### STATED TASK
Copy every line that contains the string "答案解析" from the entries below.

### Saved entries

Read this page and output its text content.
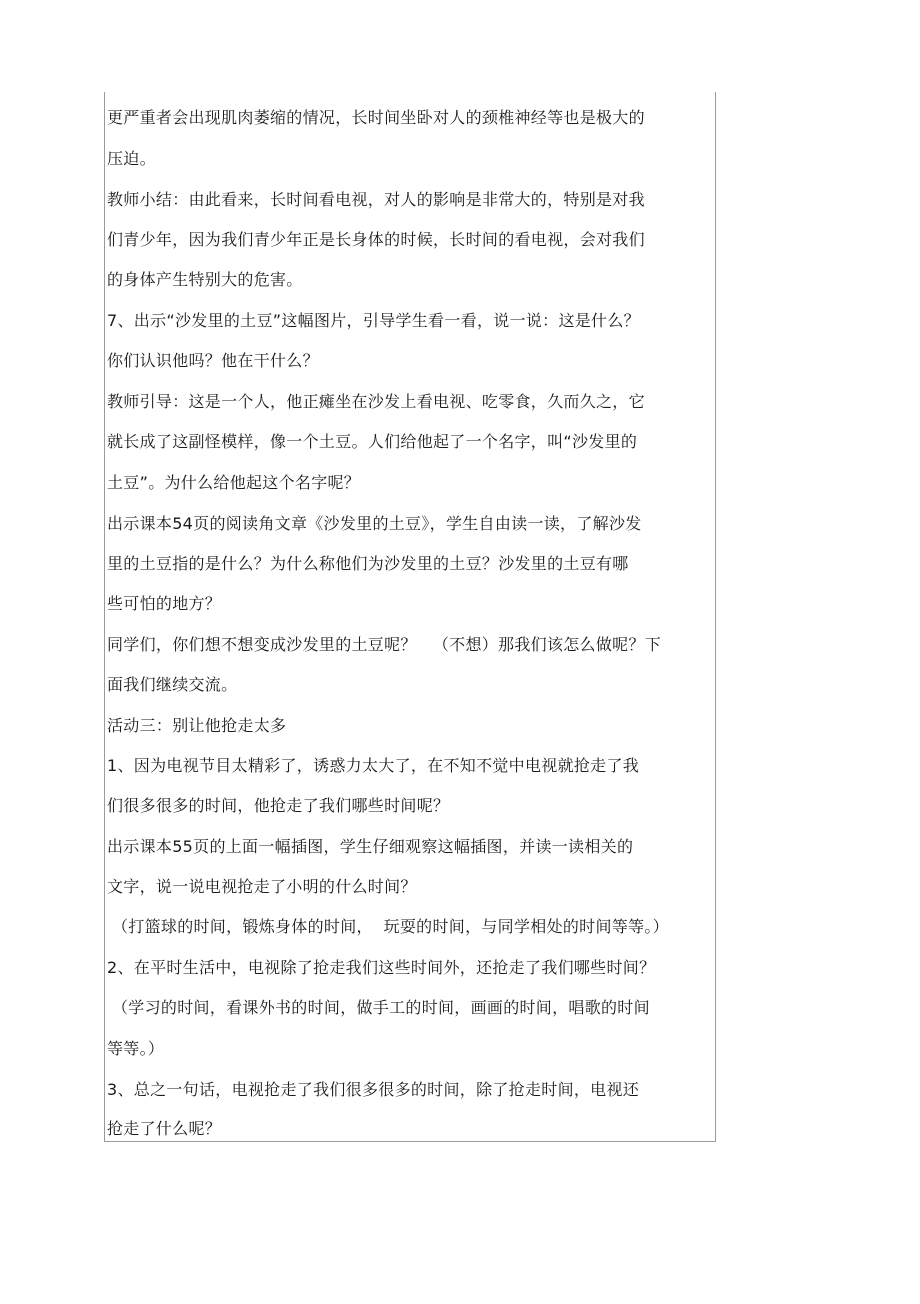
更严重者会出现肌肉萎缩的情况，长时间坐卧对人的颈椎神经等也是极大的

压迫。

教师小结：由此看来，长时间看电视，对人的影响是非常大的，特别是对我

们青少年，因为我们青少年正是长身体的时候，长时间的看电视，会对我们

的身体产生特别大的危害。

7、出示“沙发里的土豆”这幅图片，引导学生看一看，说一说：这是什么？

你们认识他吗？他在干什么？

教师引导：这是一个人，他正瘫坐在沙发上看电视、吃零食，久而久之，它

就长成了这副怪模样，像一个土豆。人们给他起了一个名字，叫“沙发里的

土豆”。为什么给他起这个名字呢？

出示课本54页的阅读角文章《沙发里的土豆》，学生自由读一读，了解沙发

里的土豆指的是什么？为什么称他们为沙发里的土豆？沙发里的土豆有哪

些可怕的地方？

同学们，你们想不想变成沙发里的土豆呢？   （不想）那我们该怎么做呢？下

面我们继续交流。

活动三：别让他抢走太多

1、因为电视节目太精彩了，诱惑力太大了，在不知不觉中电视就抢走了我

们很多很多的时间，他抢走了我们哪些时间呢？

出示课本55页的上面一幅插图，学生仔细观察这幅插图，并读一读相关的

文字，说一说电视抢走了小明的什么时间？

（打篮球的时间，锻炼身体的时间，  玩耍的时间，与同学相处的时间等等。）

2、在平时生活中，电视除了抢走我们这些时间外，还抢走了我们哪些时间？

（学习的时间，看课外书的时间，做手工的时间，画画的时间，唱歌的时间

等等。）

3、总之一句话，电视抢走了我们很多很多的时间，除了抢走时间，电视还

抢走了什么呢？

==

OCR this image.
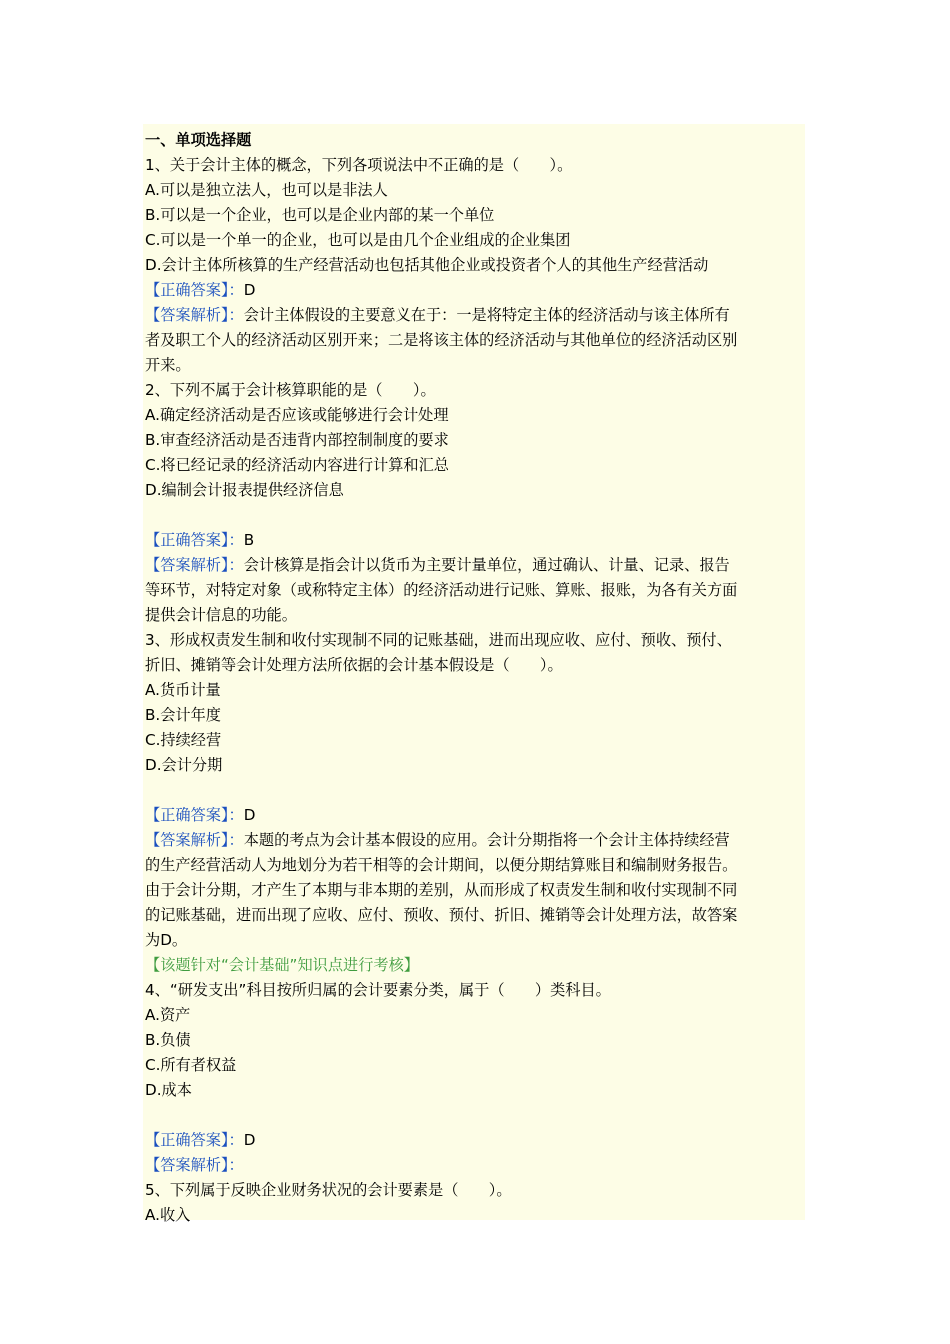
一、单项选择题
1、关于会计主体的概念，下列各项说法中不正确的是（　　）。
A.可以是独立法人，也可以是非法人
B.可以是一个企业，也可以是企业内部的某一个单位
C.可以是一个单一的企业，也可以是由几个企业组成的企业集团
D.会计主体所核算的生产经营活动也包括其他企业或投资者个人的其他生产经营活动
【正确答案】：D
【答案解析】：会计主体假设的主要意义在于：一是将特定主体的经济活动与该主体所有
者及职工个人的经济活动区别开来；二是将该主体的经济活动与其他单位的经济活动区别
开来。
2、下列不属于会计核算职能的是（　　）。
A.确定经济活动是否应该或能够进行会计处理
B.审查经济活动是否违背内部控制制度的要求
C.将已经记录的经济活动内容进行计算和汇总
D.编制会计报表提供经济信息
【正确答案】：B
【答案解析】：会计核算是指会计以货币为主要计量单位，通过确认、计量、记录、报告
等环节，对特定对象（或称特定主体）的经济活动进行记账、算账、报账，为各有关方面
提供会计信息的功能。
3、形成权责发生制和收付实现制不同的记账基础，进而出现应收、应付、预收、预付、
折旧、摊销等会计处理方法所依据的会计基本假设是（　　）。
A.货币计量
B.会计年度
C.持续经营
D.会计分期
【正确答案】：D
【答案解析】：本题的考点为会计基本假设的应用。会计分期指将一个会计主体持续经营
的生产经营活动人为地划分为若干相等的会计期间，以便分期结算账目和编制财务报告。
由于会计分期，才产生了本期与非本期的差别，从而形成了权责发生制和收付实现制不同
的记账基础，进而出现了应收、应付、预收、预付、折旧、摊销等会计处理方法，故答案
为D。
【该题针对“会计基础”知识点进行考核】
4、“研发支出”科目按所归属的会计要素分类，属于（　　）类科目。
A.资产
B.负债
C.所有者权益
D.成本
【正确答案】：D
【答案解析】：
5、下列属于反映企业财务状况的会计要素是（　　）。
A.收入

### SOLUTION
【答案解析】：会计主体假设的主要意义在于：一是将特定主体的经济活动与该主体所有
【答案解析】：会计核算是指会计以货币为主要计量单位，通过确认、计量、记录、报告
【答案解析】：本题的考点为会计基本假设的应用。会计分期指将一个会计主体持续经营
【答案解析】：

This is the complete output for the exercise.